Short task ::
Recast the stretch of items from the line containing "value-cell: 57797: [362, 108, 453, 120]" through the line containing "value-cell: 150233: [542, 86, 633, 98]" as a Markdown table. Use two columns, Row and Line, number each line, and leave out any blank lines.

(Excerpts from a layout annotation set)
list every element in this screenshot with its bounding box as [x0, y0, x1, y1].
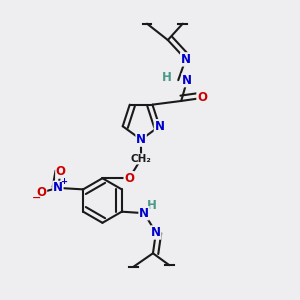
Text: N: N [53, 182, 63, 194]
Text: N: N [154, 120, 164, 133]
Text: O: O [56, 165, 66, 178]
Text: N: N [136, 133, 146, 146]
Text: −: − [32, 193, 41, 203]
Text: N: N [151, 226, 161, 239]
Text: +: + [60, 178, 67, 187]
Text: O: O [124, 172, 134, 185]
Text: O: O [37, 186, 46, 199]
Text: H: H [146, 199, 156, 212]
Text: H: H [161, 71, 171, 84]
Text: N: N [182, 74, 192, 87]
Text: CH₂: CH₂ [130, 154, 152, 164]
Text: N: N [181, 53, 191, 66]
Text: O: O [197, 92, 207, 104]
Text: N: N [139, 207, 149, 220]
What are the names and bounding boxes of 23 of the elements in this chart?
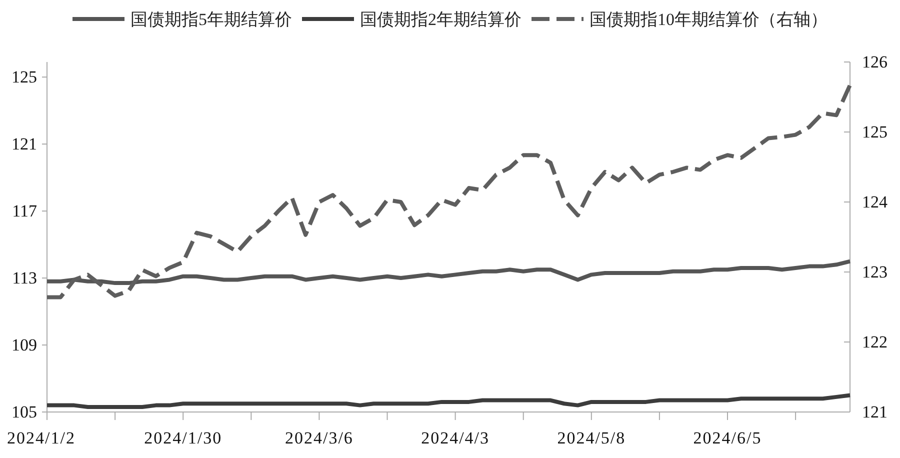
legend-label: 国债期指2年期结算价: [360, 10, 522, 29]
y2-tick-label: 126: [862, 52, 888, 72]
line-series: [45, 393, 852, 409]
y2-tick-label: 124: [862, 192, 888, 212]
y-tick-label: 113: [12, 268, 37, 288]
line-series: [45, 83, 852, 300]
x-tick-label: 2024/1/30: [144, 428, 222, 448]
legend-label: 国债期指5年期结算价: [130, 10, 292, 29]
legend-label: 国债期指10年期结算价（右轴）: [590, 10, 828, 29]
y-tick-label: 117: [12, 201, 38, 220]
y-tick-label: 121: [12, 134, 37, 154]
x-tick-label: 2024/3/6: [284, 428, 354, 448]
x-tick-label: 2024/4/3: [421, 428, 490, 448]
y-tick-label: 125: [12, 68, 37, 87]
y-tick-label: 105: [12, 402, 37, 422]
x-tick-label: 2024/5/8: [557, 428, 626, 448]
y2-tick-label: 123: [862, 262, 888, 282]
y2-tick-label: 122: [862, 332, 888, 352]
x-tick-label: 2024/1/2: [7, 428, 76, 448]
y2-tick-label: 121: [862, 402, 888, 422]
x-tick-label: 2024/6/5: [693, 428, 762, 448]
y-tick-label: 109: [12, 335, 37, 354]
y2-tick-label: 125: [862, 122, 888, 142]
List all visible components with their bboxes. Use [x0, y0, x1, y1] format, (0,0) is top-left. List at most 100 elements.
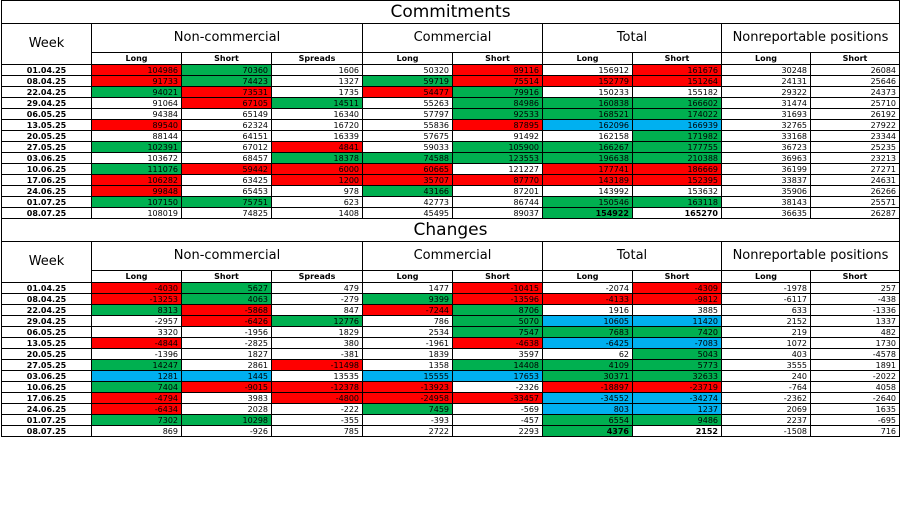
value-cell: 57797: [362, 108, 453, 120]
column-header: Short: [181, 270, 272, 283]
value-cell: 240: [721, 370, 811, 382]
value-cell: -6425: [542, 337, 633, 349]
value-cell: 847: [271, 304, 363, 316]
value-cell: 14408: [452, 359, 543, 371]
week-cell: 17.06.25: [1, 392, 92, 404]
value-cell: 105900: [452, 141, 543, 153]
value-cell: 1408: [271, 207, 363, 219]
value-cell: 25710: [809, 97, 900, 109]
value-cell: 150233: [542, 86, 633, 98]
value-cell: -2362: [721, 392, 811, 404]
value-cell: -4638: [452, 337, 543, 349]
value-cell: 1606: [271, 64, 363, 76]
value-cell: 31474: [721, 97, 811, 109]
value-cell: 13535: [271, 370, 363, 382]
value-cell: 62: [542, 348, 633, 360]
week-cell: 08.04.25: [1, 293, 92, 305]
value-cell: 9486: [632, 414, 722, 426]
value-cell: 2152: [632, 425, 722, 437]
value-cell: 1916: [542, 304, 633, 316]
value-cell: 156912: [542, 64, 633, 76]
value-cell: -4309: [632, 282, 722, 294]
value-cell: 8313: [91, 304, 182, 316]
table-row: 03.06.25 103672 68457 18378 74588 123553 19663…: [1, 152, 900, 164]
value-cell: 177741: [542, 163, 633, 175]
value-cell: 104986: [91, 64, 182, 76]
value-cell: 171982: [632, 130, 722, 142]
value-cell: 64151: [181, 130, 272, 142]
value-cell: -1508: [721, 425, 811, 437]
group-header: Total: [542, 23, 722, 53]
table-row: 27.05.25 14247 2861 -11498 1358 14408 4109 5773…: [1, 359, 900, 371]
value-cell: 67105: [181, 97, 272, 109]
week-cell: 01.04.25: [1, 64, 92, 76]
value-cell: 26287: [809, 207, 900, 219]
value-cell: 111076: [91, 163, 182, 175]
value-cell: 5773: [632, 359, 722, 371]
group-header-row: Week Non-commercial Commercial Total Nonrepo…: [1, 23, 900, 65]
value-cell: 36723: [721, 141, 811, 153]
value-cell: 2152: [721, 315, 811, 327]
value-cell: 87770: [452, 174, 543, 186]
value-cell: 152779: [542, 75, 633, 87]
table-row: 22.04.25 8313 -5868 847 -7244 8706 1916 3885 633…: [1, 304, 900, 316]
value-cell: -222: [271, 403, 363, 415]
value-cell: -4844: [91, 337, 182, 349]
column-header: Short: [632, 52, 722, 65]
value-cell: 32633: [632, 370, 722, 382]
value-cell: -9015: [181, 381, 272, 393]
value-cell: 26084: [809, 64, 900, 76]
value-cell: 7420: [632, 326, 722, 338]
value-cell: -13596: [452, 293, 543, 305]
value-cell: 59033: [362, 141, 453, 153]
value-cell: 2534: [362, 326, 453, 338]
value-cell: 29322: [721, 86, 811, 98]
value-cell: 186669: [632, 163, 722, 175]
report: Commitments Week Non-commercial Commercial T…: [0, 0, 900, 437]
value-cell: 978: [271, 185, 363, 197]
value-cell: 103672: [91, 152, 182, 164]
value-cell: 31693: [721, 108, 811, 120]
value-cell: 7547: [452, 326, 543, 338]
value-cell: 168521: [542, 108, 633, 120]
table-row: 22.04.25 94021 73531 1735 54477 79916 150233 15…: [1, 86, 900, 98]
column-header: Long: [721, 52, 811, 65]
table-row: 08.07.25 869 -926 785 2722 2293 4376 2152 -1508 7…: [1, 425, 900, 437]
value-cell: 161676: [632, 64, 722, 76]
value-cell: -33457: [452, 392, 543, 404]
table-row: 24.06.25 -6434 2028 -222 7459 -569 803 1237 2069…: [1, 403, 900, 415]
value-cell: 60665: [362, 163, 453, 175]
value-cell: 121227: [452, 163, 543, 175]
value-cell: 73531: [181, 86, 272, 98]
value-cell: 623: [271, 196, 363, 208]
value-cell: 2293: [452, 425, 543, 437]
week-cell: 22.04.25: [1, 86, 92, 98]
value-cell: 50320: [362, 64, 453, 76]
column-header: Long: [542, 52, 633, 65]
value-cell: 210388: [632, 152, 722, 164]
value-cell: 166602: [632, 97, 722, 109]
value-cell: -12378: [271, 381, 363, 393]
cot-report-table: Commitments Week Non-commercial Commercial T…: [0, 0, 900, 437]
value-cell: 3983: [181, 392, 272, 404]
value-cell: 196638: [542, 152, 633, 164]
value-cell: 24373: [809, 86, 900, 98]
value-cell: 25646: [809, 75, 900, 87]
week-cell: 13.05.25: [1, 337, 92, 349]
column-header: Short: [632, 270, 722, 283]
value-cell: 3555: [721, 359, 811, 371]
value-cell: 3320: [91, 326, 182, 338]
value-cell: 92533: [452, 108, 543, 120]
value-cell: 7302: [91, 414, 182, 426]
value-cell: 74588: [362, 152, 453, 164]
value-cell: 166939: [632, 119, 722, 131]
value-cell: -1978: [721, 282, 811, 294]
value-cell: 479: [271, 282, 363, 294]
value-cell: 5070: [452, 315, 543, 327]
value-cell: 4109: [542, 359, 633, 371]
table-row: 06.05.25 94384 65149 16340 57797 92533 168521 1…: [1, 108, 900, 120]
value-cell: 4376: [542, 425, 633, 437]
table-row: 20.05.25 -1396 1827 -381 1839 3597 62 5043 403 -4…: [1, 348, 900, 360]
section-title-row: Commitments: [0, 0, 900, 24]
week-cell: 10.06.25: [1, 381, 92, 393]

--

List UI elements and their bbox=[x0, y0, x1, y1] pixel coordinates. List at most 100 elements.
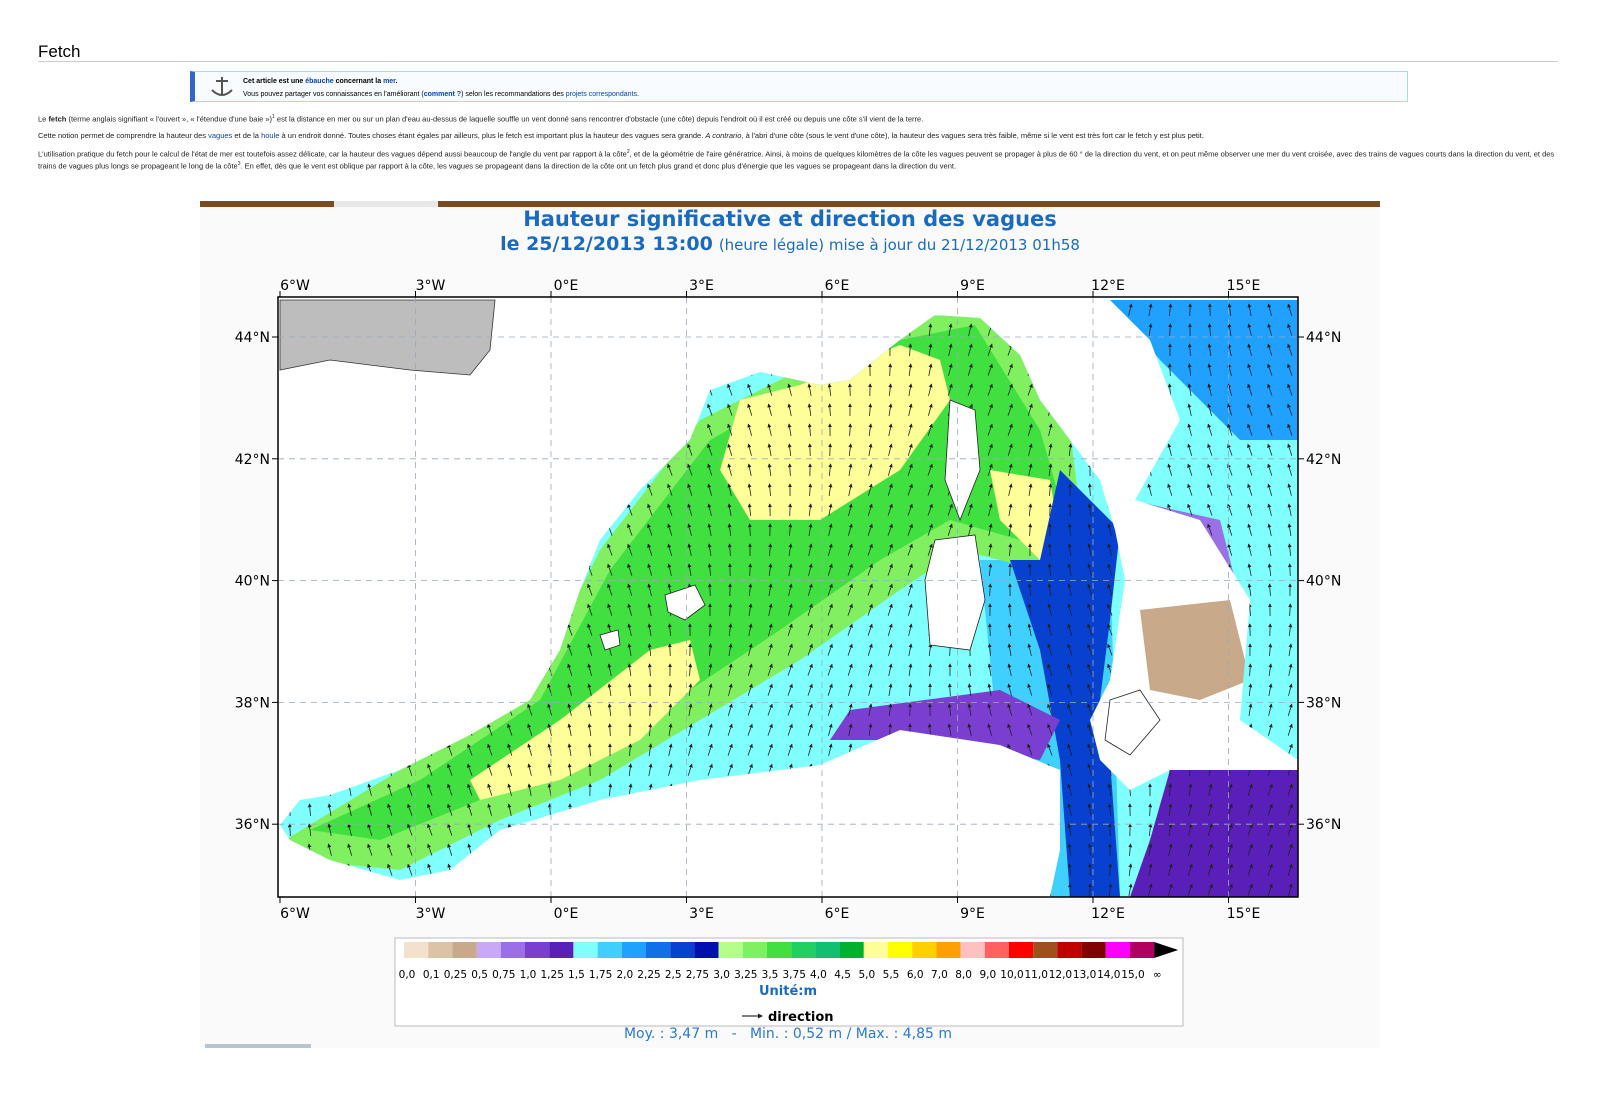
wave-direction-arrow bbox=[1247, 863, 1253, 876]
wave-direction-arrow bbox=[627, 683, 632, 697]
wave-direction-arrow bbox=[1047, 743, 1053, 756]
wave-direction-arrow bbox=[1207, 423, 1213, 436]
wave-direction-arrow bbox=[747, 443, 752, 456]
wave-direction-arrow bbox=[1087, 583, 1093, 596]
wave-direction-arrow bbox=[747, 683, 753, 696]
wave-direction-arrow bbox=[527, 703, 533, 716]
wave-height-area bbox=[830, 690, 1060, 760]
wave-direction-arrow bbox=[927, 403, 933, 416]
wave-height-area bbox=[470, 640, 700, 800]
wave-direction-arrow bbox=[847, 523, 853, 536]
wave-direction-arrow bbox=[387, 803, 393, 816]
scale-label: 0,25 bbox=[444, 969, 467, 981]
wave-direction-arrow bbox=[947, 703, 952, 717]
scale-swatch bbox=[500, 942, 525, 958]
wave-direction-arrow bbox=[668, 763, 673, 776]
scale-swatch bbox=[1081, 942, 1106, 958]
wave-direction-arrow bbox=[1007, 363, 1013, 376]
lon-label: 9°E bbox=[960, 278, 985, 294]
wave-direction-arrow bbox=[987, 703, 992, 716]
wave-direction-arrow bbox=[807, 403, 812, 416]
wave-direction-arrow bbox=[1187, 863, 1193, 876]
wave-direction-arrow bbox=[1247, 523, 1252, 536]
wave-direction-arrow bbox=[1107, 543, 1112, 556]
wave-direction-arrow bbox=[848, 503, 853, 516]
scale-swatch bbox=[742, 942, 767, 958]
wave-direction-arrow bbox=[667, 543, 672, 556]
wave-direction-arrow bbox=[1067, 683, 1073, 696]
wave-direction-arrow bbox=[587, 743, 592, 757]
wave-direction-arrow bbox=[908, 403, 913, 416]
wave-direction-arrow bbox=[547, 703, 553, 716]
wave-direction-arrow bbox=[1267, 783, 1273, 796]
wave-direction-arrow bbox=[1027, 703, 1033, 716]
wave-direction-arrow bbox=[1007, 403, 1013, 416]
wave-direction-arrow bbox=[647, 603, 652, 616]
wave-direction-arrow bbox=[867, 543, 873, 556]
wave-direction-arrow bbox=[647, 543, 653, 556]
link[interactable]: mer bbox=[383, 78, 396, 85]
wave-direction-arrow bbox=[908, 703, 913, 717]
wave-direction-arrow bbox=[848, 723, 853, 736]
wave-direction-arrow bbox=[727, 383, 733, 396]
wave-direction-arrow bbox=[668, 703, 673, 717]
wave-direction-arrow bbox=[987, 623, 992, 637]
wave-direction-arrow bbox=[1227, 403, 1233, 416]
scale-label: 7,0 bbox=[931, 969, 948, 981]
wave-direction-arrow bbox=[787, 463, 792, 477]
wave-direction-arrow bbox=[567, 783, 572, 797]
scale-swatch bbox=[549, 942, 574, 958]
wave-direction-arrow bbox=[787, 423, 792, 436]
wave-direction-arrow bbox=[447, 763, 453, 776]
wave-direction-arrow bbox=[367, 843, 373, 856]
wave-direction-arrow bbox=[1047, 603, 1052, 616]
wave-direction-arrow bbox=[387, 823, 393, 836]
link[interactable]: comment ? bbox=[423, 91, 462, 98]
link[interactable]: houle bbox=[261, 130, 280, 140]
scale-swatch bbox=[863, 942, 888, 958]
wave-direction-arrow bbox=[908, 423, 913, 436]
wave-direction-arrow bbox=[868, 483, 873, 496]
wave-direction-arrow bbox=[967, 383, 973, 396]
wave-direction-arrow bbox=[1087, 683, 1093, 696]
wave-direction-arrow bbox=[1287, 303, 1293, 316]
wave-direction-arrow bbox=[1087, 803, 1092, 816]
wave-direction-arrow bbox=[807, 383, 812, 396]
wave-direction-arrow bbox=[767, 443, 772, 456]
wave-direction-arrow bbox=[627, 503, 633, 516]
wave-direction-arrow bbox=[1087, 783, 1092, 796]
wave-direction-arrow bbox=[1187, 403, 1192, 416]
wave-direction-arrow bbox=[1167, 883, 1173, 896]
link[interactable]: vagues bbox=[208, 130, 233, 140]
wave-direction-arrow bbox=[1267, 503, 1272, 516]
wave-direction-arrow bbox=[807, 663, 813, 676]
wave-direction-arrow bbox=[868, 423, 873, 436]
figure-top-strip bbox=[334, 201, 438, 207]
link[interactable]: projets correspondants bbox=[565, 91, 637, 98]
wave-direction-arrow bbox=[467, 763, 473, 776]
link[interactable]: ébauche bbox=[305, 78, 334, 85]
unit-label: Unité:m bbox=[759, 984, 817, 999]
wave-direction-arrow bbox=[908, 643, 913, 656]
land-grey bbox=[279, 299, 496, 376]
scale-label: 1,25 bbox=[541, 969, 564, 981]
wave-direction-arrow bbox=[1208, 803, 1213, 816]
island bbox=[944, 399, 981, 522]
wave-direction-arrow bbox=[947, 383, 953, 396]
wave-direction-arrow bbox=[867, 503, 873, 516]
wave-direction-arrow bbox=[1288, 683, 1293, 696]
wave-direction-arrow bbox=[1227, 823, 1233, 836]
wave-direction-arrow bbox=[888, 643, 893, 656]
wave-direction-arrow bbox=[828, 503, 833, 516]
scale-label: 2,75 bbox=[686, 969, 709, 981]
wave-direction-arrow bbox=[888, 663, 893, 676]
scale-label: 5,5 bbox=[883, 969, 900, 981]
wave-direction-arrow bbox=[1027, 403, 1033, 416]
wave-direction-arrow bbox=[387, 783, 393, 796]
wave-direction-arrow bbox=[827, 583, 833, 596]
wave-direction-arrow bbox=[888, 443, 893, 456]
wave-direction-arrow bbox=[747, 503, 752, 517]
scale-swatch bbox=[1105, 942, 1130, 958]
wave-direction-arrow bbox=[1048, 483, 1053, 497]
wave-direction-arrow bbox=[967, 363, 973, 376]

Task answer ::
| Row | Line |
|---|---|
| 1 | value-cell: 57797: [362, 108, 453, 120] |
| 2 | column-header: Short: [181, 270, 272, 283] |
| 3 | value-cell: 240: [721, 370, 811, 382] |
| 4 | value-cell: -6425: [542, 337, 633, 349] |
| 5 | value-cell: 847: [271, 304, 363, 316] |
| 6 | value-cell: 14408: [452, 359, 543, 371] |
| 7 | week-cell: 17.06.25: [1, 392, 92, 404] |
| 8 | value-cell: 105900: [452, 141, 543, 153] |
| 9 | value-cell: 1408: [271, 207, 363, 219] |
| 10 | value-cell: 25710: [809, 97, 900, 109] |
| 11 | value-cell: 150233: [542, 86, 633, 98] |